### Written request 1
Copy the records word for word, starting at the line that contains "X-axis label: Humidex" and continuing through the final line of the records, both included.
# Start of Page excerpt
Joint Fall 2009 Meeting of the New England Section of the APS and AAPT
Volume 54, Number 11
Friday–Saturday, October 16–17, 2009;
Durham, New Hampshire
Session A1: Plenary Session 1
1:10 PM–3:10 PM,
Friday, October 16, 2009
Holloway Commons
Room: Piscataqua Room
Chair: Karsten Pohl, University of New Hampshire
Abstract ID: BAPS.2009.NEF.A1.2
Abstract: A1.00002 : The Oscillating History in the Exploration of the Red Planet
2:10 PM–3:10 PM
Preview Abstract
Abstract
Author:
Suzanne M.M. Young
(Phoenix Mission Science Plan Integrator)
# End of Page excerpt
### Written request 2
On the meeting page, who chaired Plenary Session 1?
# Start of Recorded information
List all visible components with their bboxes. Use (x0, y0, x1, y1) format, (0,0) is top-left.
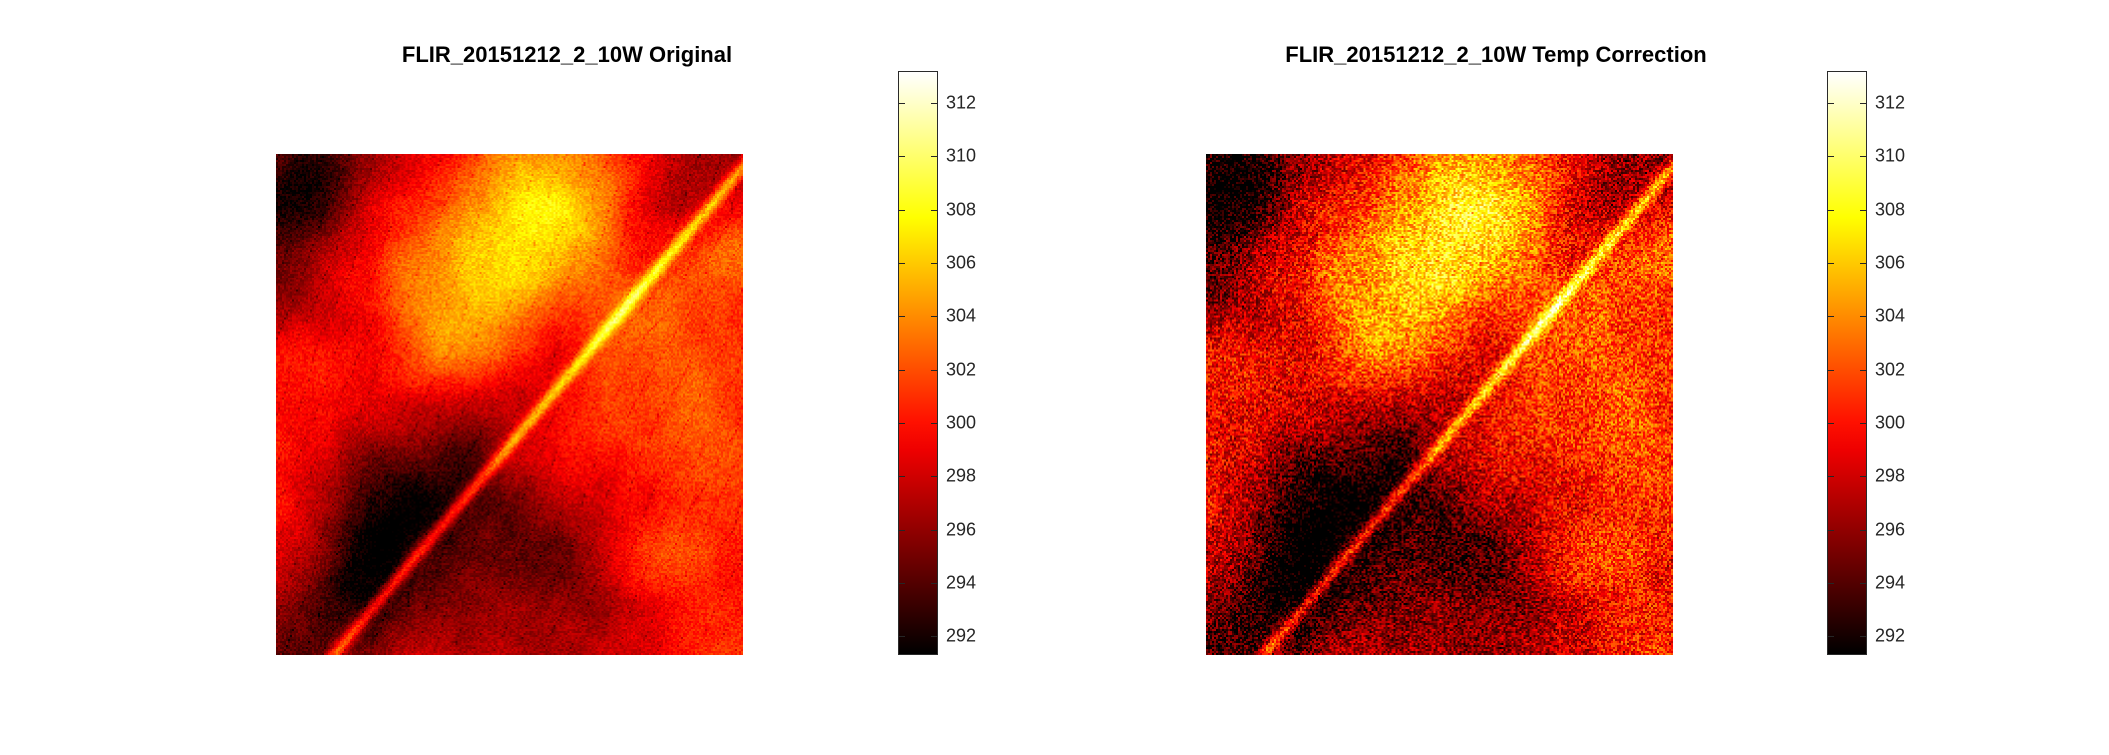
colorbar-tick-label: 294 (946, 572, 977, 593)
heatmap-image (1206, 154, 1673, 655)
colorbar-tick-label: 292 (1875, 625, 1906, 646)
colorbar-tick-label: 300 (946, 412, 977, 433)
colorbar-tick-label: 298 (1875, 465, 1906, 486)
colorbar (1827, 71, 1867, 655)
chart-title: FLIR_20151212_2_10W Temp Correction (1285, 42, 1707, 67)
colorbar-tick-label: 304 (946, 305, 977, 326)
colorbar-tick-label: 306 (1875, 252, 1906, 273)
heatmap-plot (1206, 154, 1673, 655)
heatmap-image (276, 154, 743, 655)
colorbar-tick-label: 306 (946, 252, 977, 273)
colorbar-tick-label: 292 (946, 625, 977, 646)
colorbar (898, 71, 938, 655)
colorbar-tick-label: 296 (1875, 519, 1906, 540)
colorbar-tick-label: 308 (1875, 199, 1906, 220)
colorbar-tick-label: 302 (1875, 359, 1906, 380)
colorbar-gradient (1828, 72, 1866, 654)
colorbar-tick-label: 296 (946, 519, 977, 540)
chart-title: FLIR_20151212_2_10W Original (401, 42, 733, 67)
colorbar-tick-label: 302 (946, 359, 977, 380)
colorbar-tick-label: 304 (1875, 305, 1906, 326)
colorbar-tick-label: 312 (1875, 92, 1906, 113)
colorbar-tick-label: 312 (946, 92, 977, 113)
colorbar-tick-label: 294 (1875, 572, 1906, 593)
heatmap-plot (276, 154, 743, 655)
colorbar-tick-label: 310 (946, 145, 977, 166)
colorbar-tick-label: 298 (946, 465, 977, 486)
colorbar-gradient (899, 72, 937, 654)
colorbar-tick-label: 308 (946, 199, 977, 220)
colorbar-tick-label: 300 (1875, 412, 1906, 433)
colorbar-tick-label: 310 (1875, 145, 1906, 166)
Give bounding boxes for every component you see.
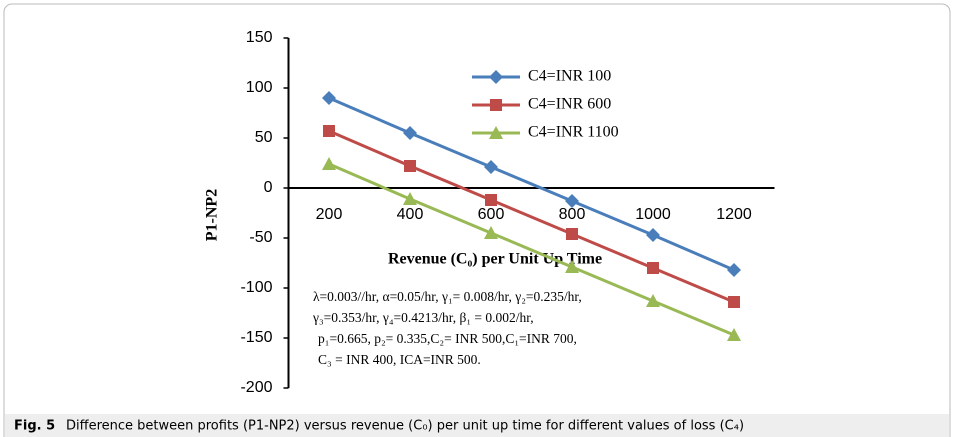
marker	[404, 160, 416, 172]
series-line	[328, 129, 735, 304]
marker	[565, 260, 579, 273]
legend-marker	[489, 126, 503, 139]
series-line	[328, 96, 735, 272]
marker	[646, 228, 660, 242]
x-tick-label: 1000	[635, 206, 671, 223]
series-line	[328, 162, 735, 337]
legend-label: C4=INR 1100	[528, 124, 619, 141]
annotation: λ=0.003//hr, α=0.05/hr, γ₁= 0.008/hr, γ₂…	[313, 289, 582, 304]
y-tick-label: 150	[246, 29, 273, 46]
x-axis-title: Revenue (C₀) per Unit Up Time	[388, 251, 602, 268]
marker	[484, 226, 498, 239]
y-tick-label: 50	[255, 129, 273, 146]
marker	[323, 125, 335, 137]
annotation: γ₃=0.353/hr, γ₄=0.4213/hr, β₁ = 0.002/hr…	[312, 310, 534, 325]
y-tick-label: -200	[240, 379, 272, 396]
marker	[565, 194, 579, 208]
marker	[727, 328, 741, 341]
y-tick-label: 0	[264, 179, 273, 196]
legend-label: C4=INR 100	[528, 68, 611, 85]
legend-marker	[490, 99, 502, 111]
marker	[322, 91, 336, 105]
legend-marker	[489, 70, 503, 84]
marker	[403, 192, 417, 205]
legend-label: C4=INR 600	[528, 96, 611, 113]
marker	[728, 296, 740, 308]
y-tick-label: -100	[240, 279, 272, 296]
annotation: p₁=0.665, p₂= 0.335,C₂= INR 500,C₁=INR 7…	[318, 331, 577, 346]
caption-label: Fig. 5	[14, 419, 55, 434]
x-tick-label: 600	[478, 206, 505, 223]
x-tick-label: 200	[316, 206, 343, 223]
marker	[566, 228, 578, 240]
marker	[646, 294, 660, 307]
y-tick-label: -150	[240, 329, 272, 346]
x-tick-label: 800	[559, 206, 586, 223]
annotation: C₃ = INR 400, ICA=INR 500.	[318, 352, 481, 367]
marker	[484, 160, 498, 174]
y-tick-label: -50	[249, 229, 272, 246]
x-tick-label: 400	[397, 206, 424, 223]
marker	[403, 126, 417, 140]
y-tick-label: 100	[246, 79, 273, 96]
caption-band	[5, 414, 949, 437]
marker	[322, 157, 336, 170]
frame	[3, 3, 951, 437]
caption-text: Difference between profits (P1-NP2) vers…	[66, 419, 744, 434]
marker	[647, 262, 659, 274]
x-tick-label: 1200	[716, 206, 752, 223]
marker	[727, 263, 741, 277]
marker	[485, 194, 497, 206]
y-axis-title: P1-NP2	[204, 189, 221, 241]
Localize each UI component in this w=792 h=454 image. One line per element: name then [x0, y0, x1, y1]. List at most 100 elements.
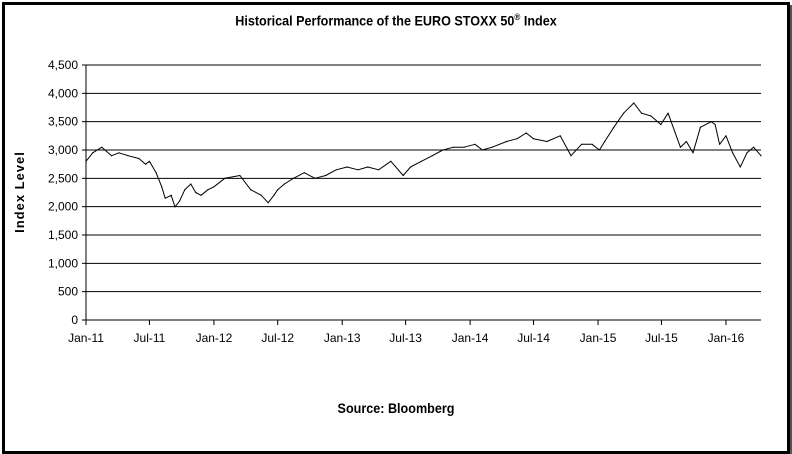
data-point: [127, 155, 129, 157]
x-tick-label: Jan-15: [580, 331, 617, 345]
data-point: [346, 166, 348, 168]
data-point: [481, 149, 483, 151]
data-point: [739, 166, 741, 168]
data-point: [164, 197, 166, 199]
data-point: [273, 194, 275, 196]
data-point: [692, 152, 694, 154]
data-point: [314, 177, 316, 179]
y-tick-label: 3,000: [48, 143, 78, 157]
y-tick-label: 500: [58, 285, 78, 299]
data-point: [200, 194, 202, 196]
data-point: [710, 121, 712, 123]
x-tick-label: Jan-14: [452, 331, 489, 345]
data-point: [367, 166, 369, 168]
x-tick-label: Jul-15: [645, 331, 678, 345]
data-point: [546, 140, 548, 143]
y-tick-label: 4,500: [48, 58, 78, 72]
data-point: [532, 138, 535, 140]
data-point: [303, 172, 305, 174]
data-point: [184, 189, 186, 191]
data-point: [431, 155, 433, 157]
data-point: [378, 169, 380, 171]
y-tick-label: 4,000: [48, 86, 78, 100]
data-point: [719, 143, 721, 145]
data-point: [506, 140, 508, 143]
data-point: [174, 206, 176, 208]
data-point: [195, 191, 197, 194]
data-point: [277, 189, 279, 191]
data-point: [420, 160, 422, 162]
gridlines: [86, 64, 761, 293]
axes: [82, 64, 761, 325]
chart-title-main: Historical Performance of the EURO STOXX…: [235, 12, 515, 29]
data-point: [660, 123, 662, 126]
data-point: [85, 160, 87, 162]
data-point: [292, 177, 295, 179]
chart-title-suffix: Index: [520, 12, 557, 29]
data-point: [732, 152, 734, 154]
chart-title-registered-mark: ®: [514, 12, 521, 22]
data-point: [640, 112, 643, 114]
data-point: [453, 146, 455, 148]
data-point: [325, 174, 327, 177]
data-point: [699, 126, 702, 128]
y-tick-label: 3,500: [48, 115, 78, 129]
data-point: [623, 112, 625, 114]
data-point: [179, 200, 181, 202]
data-point: [170, 194, 172, 196]
x-tick-labels: Jan-11 Jul-11 Jan-12 Jul-12 Jan-13 Jul-13 Jan-…: [68, 331, 745, 345]
data-point: [570, 155, 572, 157]
data-point: [591, 143, 593, 145]
data-point: [390, 160, 392, 162]
data-point: [685, 140, 688, 143]
x-tick-label: Jul-14: [517, 331, 550, 345]
data-point: [516, 138, 518, 140]
data-point: [335, 169, 337, 171]
data-point: [260, 194, 262, 196]
data-point: [760, 155, 762, 157]
data-point: [402, 174, 404, 177]
x-tick-label: Jan-11: [68, 331, 104, 345]
x-tick-label: Jan-16: [708, 331, 745, 345]
data-point: [118, 152, 120, 154]
data-point: [148, 160, 150, 162]
data-point: [92, 152, 94, 154]
data-point: [525, 132, 527, 134]
data-point: [650, 115, 652, 117]
data-point: [667, 112, 669, 114]
data-point: [604, 140, 606, 143]
data-point: [213, 186, 215, 188]
data-point: [442, 149, 444, 151]
data-point: [613, 126, 615, 128]
x-tick-label: Jan-13: [324, 331, 361, 345]
data-point: [145, 163, 147, 165]
data-point: [190, 183, 192, 185]
data-point: [409, 166, 412, 168]
data-point: [224, 177, 226, 179]
data-point: [161, 186, 163, 188]
y-tick-label: 2,000: [48, 200, 78, 214]
y-axis-label: Index Level: [12, 151, 27, 233]
data-point: [138, 157, 140, 160]
data-point: [746, 152, 748, 154]
data-point: [491, 146, 493, 148]
x-tick-label: Jan-12: [196, 331, 233, 345]
data-point: [207, 189, 209, 191]
data-point: [725, 135, 727, 137]
chart-source: Source: Bloomberg: [337, 400, 455, 416]
data-point: [714, 123, 716, 126]
x-tick-label: Jul-11: [134, 331, 166, 345]
data-point: [239, 174, 241, 177]
data-point: [111, 155, 113, 157]
data-point: [581, 143, 583, 145]
series-line-index-level: [85, 102, 762, 208]
data-point: [598, 149, 601, 151]
data-point: [559, 135, 561, 137]
y-tick-label: 0: [71, 313, 78, 327]
data-point: [474, 143, 476, 145]
data-point: [283, 183, 285, 185]
data-point: [753, 146, 755, 148]
x-tick-label: Jul-13: [389, 331, 422, 345]
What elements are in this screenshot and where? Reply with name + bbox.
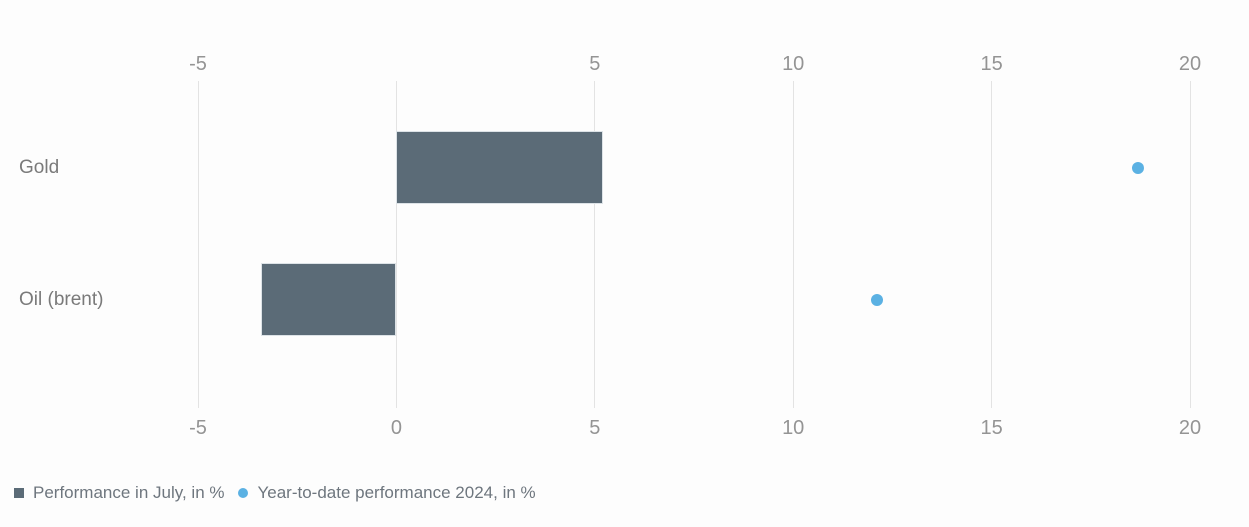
category-label-oil-brent: Oil (brent) [19,288,104,310]
gridline-15 [991,81,993,408]
dot-gold [1132,161,1145,174]
gridline-10 [792,81,794,408]
bottom-axis-label-5: 5 [589,417,601,439]
bottom-axis-label--5: -5 [189,417,207,439]
top-axis-label--5: -5 [189,53,207,75]
top-axis-label-10: 10 [782,53,805,75]
legend-item-ytd-performance: Year-to-date performance 2024, in % [238,483,536,503]
legend-label-ytd-performance: Year-to-date performance 2024, in % [257,483,536,502]
gridline-5 [594,81,596,408]
gridline--5 [197,81,199,408]
bottom-axis-label-20: 20 [1178,417,1202,439]
legend-label-july-performance: Performance in July, in % [33,483,225,502]
category-label-gold: Gold [19,156,60,178]
gridline-20 [1189,81,1191,408]
bar-oil-brent [261,263,397,336]
bottom-axis-label-10: 10 [782,417,805,439]
gridline-0 [395,81,397,408]
top-axis-label-15: 15 [980,53,1003,75]
dot-oil-brent [870,293,883,306]
bar-gold [396,131,603,204]
chart-legend: Performance in July, in % Year-to-date p… [14,483,536,503]
top-axis-label-20: 20 [1178,53,1202,75]
bottom-axis-label-15: 15 [980,417,1003,439]
circle-marker-icon [238,488,249,498]
bottom-axis-label-0: 0 [390,417,402,439]
legend-item-july-performance: Performance in July, in % [14,483,224,503]
top-axis-label-5: 5 [589,53,601,75]
square-marker-icon [14,488,24,498]
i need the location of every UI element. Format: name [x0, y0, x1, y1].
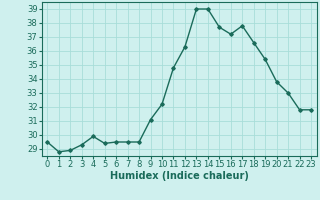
X-axis label: Humidex (Indice chaleur): Humidex (Indice chaleur): [110, 171, 249, 181]
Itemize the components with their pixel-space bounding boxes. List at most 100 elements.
# End of Recorded information
### Output 1
X-axis label: Humidex (Indice chaleur): Humidex (Indice chaleur): [110, 171, 249, 181]
Itemize the components with their pixel-space bounding boxes. List at most 100 elements.

### Output 2
Karsten Pohl of the University of New Hampshire